_Materials provided_

* START *

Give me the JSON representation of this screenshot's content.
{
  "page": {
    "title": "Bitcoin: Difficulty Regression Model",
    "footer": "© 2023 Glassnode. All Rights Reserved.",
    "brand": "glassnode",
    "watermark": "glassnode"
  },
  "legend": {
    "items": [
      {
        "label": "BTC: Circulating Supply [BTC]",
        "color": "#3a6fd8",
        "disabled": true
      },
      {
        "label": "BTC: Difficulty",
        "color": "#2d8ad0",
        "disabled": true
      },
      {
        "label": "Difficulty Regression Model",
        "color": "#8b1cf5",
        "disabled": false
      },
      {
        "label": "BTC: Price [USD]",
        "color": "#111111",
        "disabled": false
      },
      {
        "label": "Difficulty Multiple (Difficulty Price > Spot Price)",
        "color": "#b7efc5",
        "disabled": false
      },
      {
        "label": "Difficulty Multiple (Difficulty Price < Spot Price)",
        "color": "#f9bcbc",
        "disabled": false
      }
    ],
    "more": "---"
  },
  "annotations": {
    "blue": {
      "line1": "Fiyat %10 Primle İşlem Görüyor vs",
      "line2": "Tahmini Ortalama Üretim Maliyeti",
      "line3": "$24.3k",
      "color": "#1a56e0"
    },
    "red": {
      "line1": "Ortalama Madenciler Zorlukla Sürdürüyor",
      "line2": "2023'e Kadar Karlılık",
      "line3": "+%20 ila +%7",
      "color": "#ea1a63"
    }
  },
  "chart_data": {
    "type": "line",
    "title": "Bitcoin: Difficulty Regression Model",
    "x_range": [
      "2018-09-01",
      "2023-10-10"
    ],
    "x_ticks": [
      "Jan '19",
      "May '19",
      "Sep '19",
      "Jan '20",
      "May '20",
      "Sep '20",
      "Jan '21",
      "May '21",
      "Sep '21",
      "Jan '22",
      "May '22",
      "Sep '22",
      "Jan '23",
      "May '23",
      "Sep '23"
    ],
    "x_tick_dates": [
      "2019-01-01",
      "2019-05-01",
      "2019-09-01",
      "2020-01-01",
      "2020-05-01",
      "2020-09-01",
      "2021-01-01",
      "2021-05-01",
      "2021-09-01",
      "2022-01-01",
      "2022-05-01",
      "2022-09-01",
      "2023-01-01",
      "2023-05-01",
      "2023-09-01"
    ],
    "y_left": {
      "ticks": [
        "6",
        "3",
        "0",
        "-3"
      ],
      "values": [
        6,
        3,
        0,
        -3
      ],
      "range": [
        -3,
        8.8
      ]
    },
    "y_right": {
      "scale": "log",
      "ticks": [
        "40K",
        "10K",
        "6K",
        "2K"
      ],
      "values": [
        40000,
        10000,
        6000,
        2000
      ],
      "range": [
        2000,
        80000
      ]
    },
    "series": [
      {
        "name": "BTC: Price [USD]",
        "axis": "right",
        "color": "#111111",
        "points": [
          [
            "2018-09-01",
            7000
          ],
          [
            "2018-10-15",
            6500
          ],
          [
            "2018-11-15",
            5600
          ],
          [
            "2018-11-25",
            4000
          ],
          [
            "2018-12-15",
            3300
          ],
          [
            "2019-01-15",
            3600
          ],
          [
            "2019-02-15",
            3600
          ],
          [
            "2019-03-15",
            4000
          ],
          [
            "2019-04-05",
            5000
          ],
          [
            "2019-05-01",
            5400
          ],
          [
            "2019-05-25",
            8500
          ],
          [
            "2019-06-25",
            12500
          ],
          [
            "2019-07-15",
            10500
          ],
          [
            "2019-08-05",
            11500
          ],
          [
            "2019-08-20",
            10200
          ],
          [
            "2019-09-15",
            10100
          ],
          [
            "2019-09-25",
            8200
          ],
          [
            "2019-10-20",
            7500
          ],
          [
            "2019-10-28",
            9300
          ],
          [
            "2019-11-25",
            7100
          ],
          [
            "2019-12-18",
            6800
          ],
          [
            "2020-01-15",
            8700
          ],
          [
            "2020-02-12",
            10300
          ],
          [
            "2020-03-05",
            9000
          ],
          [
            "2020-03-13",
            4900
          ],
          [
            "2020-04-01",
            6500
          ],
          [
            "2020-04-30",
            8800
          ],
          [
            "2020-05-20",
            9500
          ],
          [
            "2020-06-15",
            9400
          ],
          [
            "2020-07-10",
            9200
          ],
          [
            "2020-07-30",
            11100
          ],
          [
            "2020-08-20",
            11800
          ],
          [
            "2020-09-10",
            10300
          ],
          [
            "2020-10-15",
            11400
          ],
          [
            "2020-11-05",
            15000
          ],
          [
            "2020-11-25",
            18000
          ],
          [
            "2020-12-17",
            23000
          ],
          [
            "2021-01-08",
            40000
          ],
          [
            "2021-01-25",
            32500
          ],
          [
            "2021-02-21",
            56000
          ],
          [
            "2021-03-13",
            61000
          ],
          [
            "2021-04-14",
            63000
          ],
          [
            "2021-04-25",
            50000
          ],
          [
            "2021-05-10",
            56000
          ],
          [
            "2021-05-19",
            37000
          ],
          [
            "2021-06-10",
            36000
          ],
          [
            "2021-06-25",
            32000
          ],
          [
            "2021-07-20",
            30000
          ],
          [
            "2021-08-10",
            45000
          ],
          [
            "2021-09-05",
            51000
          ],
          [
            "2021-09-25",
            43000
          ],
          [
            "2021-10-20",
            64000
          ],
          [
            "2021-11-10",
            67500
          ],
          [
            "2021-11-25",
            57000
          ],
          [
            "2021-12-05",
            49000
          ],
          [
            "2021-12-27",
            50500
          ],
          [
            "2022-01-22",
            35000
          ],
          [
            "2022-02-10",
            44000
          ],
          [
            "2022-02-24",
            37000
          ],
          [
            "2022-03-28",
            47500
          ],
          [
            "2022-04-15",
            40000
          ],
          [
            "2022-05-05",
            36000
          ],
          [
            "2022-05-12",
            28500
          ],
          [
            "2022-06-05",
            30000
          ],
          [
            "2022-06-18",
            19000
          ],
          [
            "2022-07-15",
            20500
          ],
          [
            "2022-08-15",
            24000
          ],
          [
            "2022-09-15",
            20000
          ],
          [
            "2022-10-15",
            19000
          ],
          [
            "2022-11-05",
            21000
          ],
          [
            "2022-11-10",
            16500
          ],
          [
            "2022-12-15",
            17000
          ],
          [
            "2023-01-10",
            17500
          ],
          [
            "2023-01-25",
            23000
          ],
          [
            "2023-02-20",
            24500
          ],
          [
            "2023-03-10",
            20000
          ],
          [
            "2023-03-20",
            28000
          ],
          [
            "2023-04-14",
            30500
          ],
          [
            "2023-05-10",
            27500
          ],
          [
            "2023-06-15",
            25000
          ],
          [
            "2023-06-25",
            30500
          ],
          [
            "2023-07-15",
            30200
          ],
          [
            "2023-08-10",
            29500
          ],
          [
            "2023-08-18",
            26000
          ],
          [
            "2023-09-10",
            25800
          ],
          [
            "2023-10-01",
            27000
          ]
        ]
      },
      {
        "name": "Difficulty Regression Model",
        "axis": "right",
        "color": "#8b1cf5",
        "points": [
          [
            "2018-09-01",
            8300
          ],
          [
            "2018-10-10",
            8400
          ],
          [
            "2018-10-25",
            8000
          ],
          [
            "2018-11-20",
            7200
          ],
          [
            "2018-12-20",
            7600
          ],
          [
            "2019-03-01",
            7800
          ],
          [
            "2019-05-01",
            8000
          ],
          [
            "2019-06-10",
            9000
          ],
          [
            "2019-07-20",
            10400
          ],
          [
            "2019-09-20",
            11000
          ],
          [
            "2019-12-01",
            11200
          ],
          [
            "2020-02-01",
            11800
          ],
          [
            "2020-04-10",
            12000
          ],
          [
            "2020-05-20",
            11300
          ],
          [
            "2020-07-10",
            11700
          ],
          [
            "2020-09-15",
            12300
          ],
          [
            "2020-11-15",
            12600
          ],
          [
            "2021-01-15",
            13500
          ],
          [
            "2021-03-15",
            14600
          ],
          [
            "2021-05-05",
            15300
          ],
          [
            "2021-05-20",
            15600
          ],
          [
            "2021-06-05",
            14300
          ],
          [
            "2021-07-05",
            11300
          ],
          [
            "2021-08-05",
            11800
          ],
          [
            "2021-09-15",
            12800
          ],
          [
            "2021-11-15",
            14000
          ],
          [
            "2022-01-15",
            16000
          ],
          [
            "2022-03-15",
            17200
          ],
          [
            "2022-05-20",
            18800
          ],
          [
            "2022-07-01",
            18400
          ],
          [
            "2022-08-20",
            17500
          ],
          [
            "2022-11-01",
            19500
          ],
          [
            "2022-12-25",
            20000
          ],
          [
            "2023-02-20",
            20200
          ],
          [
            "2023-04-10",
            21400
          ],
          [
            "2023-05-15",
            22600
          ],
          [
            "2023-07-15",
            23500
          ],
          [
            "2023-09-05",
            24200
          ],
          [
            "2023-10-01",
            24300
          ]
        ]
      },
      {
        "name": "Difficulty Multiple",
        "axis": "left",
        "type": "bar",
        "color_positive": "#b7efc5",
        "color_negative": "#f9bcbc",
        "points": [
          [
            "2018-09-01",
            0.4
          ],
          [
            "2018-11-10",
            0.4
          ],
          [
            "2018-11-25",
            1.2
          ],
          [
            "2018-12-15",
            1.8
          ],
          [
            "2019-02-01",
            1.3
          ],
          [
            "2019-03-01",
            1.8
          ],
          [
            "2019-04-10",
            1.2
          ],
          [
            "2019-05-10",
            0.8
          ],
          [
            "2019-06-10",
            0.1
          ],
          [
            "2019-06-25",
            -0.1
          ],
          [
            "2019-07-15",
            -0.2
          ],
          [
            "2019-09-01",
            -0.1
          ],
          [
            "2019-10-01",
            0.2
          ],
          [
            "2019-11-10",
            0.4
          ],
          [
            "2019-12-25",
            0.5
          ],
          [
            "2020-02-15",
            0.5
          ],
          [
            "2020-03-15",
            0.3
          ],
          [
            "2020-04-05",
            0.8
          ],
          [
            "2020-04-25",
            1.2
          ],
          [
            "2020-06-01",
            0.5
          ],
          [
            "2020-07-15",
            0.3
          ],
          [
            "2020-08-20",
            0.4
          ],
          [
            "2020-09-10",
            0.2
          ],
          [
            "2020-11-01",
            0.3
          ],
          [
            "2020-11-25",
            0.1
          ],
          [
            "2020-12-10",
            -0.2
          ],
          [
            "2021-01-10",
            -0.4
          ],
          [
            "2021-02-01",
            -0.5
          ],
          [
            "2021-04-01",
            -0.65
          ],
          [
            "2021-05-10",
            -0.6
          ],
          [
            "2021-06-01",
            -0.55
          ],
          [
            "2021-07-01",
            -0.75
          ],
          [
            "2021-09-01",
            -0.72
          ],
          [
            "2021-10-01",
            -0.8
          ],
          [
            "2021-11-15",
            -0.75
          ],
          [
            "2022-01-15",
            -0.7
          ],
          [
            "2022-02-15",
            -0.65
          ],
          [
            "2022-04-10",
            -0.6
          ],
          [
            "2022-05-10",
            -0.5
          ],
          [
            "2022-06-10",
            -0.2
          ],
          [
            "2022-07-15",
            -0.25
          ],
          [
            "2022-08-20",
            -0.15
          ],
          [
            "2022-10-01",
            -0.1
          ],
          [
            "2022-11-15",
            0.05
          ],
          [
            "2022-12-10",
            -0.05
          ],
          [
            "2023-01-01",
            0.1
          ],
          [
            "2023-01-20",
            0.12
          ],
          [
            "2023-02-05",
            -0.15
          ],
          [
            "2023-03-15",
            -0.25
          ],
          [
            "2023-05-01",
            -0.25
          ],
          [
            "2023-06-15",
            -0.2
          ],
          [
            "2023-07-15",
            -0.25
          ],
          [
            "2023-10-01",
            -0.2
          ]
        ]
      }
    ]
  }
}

* END *

_Exercise details_
Look through the material above. Copy each line where the word "Price" appears.

_Answer in full_
        "label": "BTC: Price [USD]",
        "label": "Difficulty Multiple (Difficulty Price > Spot Price)",
        "label": "Difficulty Multiple (Difficulty Price < Spot Price)",
        "name": "BTC: Price [USD]",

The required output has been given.